--- Start Record set ---

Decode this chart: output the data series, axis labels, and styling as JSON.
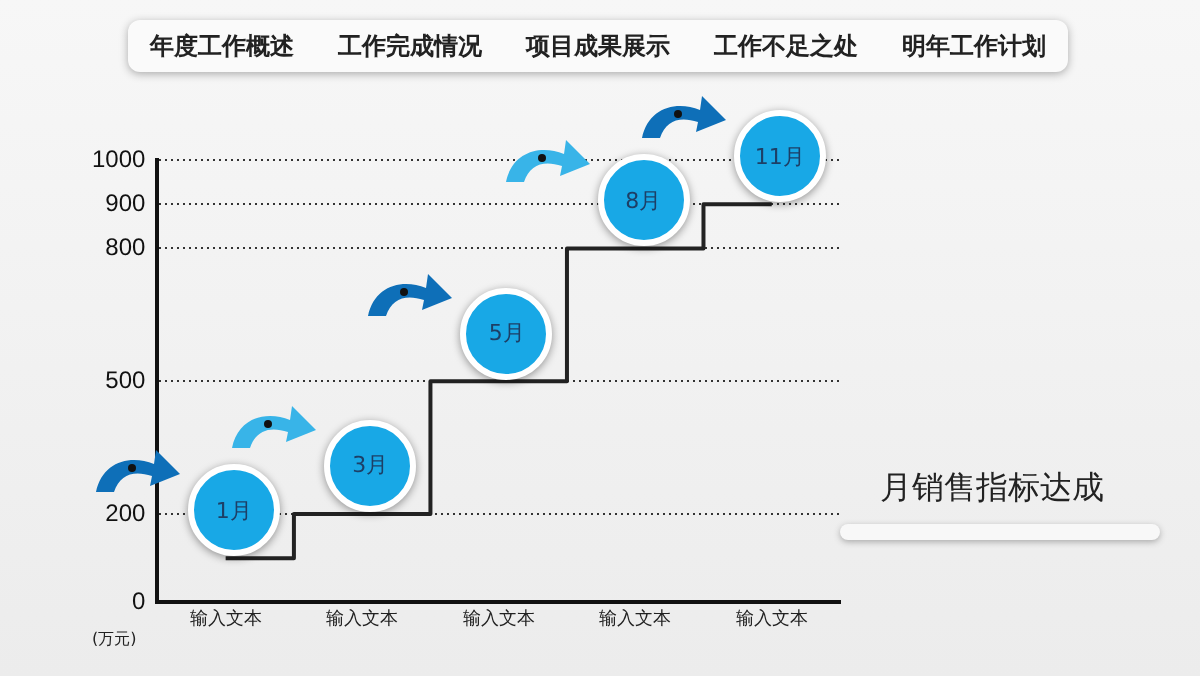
{
  "chart_data": {
    "type": "step",
    "title": "月销售指标达成",
    "ylabel": "(万元)",
    "categories": [
      "输入文本",
      "输入文本",
      "输入文本",
      "输入文本",
      "输入文本"
    ],
    "values": [
      100,
      200,
      500,
      800,
      900
    ],
    "color": "#222222",
    "ylim": [
      0,
      1000
    ],
    "yticks": [
      0,
      200,
      500,
      800,
      900,
      1000
    ],
    "grid": "y",
    "marker": "none",
    "line_style": "solid",
    "annotations": [
      "年度工作概述",
      "工作完成情况",
      "项目成果展示",
      "工作不足之处",
      "明年工作计划",
      "1月",
      "3月",
      "5月",
      "8月",
      "11月"
    ]
  }
}
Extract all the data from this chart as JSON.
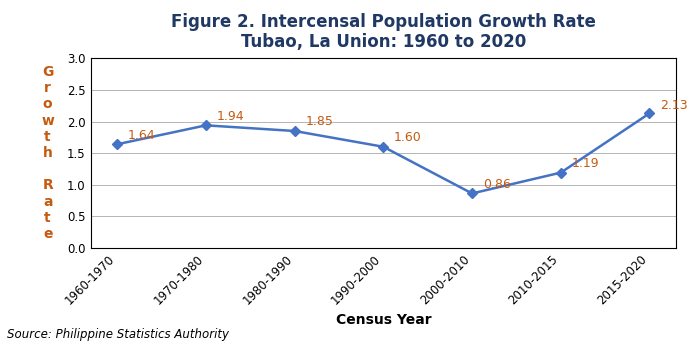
{
  "title_line1": "Figure 2. Intercensal Population Growth Rate",
  "title_line2": "Tubao, La Union: 1960 to 2020",
  "xlabel": "Census Year",
  "ylabel_chars": [
    "G",
    "r",
    "o",
    "w",
    "t",
    "h",
    "",
    "R",
    "a",
    "t",
    "e"
  ],
  "source": "Source: Philippine Statistics Authority",
  "categories": [
    "1960-1970",
    "1970-1980",
    "1980-1990",
    "1990-2000",
    "2000-2010",
    "2010-2015",
    "2015-2020"
  ],
  "values": [
    1.64,
    1.94,
    1.85,
    1.6,
    0.86,
    1.19,
    2.13
  ],
  "ylim": [
    0.0,
    3.2
  ],
  "ylim_display": [
    0.0,
    3.0
  ],
  "yticks": [
    0.0,
    0.5,
    1.0,
    1.5,
    2.0,
    2.5,
    3.0
  ],
  "line_color": "#4472C4",
  "marker": "D",
  "marker_size": 5,
  "line_width": 1.8,
  "title_color": "#1F3864",
  "ylabel_color": "#C55A11",
  "xlabel_color": "#000000",
  "label_color": "#C55A11",
  "source_style": "italic",
  "source_fontsize": 8.5,
  "title_fontsize": 12,
  "axis_label_fontsize": 10,
  "tick_label_fontsize": 8.5,
  "data_label_fontsize": 9,
  "bg_color": "#FFFFFF",
  "grid_color": "#AAAAAA",
  "box_visible": true
}
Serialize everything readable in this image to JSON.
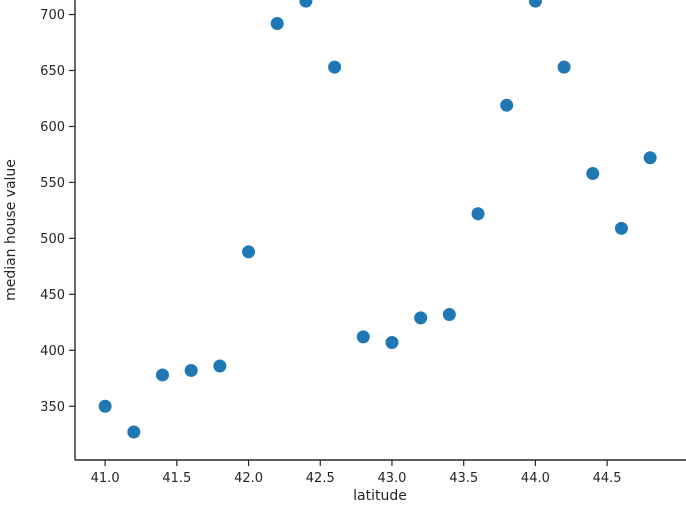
{
  "chart_data": {
    "type": "scatter",
    "title": "",
    "xlabel": "latitude",
    "ylabel": "median house value",
    "x": [
      41.0,
      41.2,
      41.4,
      41.6,
      41.8,
      42.0,
      42.2,
      42.4,
      42.6,
      42.8,
      43.0,
      43.2,
      43.4,
      43.6,
      43.8,
      44.0,
      44.2,
      44.4,
      44.6,
      44.8
    ],
    "y": [
      350,
      327,
      378,
      382,
      386,
      488,
      692,
      712,
      653,
      412,
      407,
      429,
      432,
      522,
      619,
      712,
      653,
      558,
      509,
      572
    ],
    "xlim": [
      40.79,
      45.05
    ],
    "ylim": [
      302,
      713
    ],
    "x_ticks": [
      41.0,
      41.5,
      42.0,
      42.5,
      43.0,
      43.5,
      44.0,
      44.5
    ],
    "x_tick_labels": [
      "41.0",
      "41.5",
      "42.0",
      "42.5",
      "43.0",
      "43.5",
      "44.0",
      "44.5"
    ],
    "y_ticks": [
      350,
      400,
      450,
      500,
      550,
      600,
      650,
      700
    ],
    "y_tick_labels": [
      "350",
      "400",
      "450",
      "500",
      "550",
      "600",
      "650",
      "700"
    ],
    "marker_color": "#1f77b4",
    "marker_radius": 6.5,
    "axis_color": "#262626",
    "background_color": "#ffffff",
    "grid": false,
    "legend": "none"
  }
}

--- End Record set ---

Aim
Reproduce the data above in full, exactly as it is, with the pictures left out.

Result below
Decode this chart: output the data series, axis labels, and styling as JSON.
{
  "chart_data": {
    "type": "step",
    "title": "月销售指标达成",
    "ylabel": "(万元)",
    "categories": [
      "输入文本",
      "输入文本",
      "输入文本",
      "输入文本",
      "输入文本"
    ],
    "values": [
      100,
      200,
      500,
      800,
      900
    ],
    "color": "#222222",
    "ylim": [
      0,
      1000
    ],
    "yticks": [
      0,
      200,
      500,
      800,
      900,
      1000
    ],
    "grid": "y",
    "marker": "none",
    "line_style": "solid",
    "annotations": [
      "年度工作概述",
      "工作完成情况",
      "项目成果展示",
      "工作不足之处",
      "明年工作计划",
      "1月",
      "3月",
      "5月",
      "8月",
      "11月"
    ]
  }
}
Extract all the data from this chart as JSON.
{
  "title_line1": "Figure 2. Intercensal Population Growth Rate",
  "title_line2": "Tubao, La Union: 1960 to 2020",
  "xlabel": "Census Year",
  "ylabel_chars": [
    "G",
    "r",
    "o",
    "w",
    "t",
    "h",
    "",
    "R",
    "a",
    "t",
    "e"
  ],
  "source": "Source: Philippine Statistics Authority",
  "categories": [
    "1960-1970",
    "1970-1980",
    "1980-1990",
    "1990-2000",
    "2000-2010",
    "2010-2015",
    "2015-2020"
  ],
  "values": [
    1.64,
    1.94,
    1.85,
    1.6,
    0.86,
    1.19,
    2.13
  ],
  "ylim": [
    0.0,
    3.2
  ],
  "ylim_display": [
    0.0,
    3.0
  ],
  "yticks": [
    0.0,
    0.5,
    1.0,
    1.5,
    2.0,
    2.5,
    3.0
  ],
  "line_color": "#4472C4",
  "marker": "D",
  "marker_size": 5,
  "line_width": 1.8,
  "title_color": "#1F3864",
  "ylabel_color": "#C55A11",
  "xlabel_color": "#000000",
  "label_color": "#C55A11",
  "source_style": "italic",
  "source_fontsize": 8.5,
  "title_fontsize": 12,
  "axis_label_fontsize": 10,
  "tick_label_fontsize": 8.5,
  "data_label_fontsize": 9,
  "bg_color": "#FFFFFF",
  "grid_color": "#AAAAAA",
  "box_visible": true
}
Serialize everything readable in this image to JSON.
{
  "chart_data": {
    "type": "scatter",
    "title": "",
    "xlabel": "latitude",
    "ylabel": "median house value",
    "x": [
      41.0,
      41.2,
      41.4,
      41.6,
      41.8,
      42.0,
      42.2,
      42.4,
      42.6,
      42.8,
      43.0,
      43.2,
      43.4,
      43.6,
      43.8,
      44.0,
      44.2,
      44.4,
      44.6,
      44.8
    ],
    "y": [
      350,
      327,
      378,
      382,
      386,
      488,
      692,
      712,
      653,
      412,
      407,
      429,
      432,
      522,
      619,
      712,
      653,
      558,
      509,
      572
    ],
    "xlim": [
      40.79,
      45.05
    ],
    "ylim": [
      302,
      713
    ],
    "x_ticks": [
      41.0,
      41.5,
      42.0,
      42.5,
      43.0,
      43.5,
      44.0,
      44.5
    ],
    "x_tick_labels": [
      "41.0",
      "41.5",
      "42.0",
      "42.5",
      "43.0",
      "43.5",
      "44.0",
      "44.5"
    ],
    "y_ticks": [
      350,
      400,
      450,
      500,
      550,
      600,
      650,
      700
    ],
    "y_tick_labels": [
      "350",
      "400",
      "450",
      "500",
      "550",
      "600",
      "650",
      "700"
    ],
    "marker_color": "#1f77b4",
    "marker_radius": 6.5,
    "axis_color": "#262626",
    "background_color": "#ffffff",
    "grid": false,
    "legend": "none"
  }
}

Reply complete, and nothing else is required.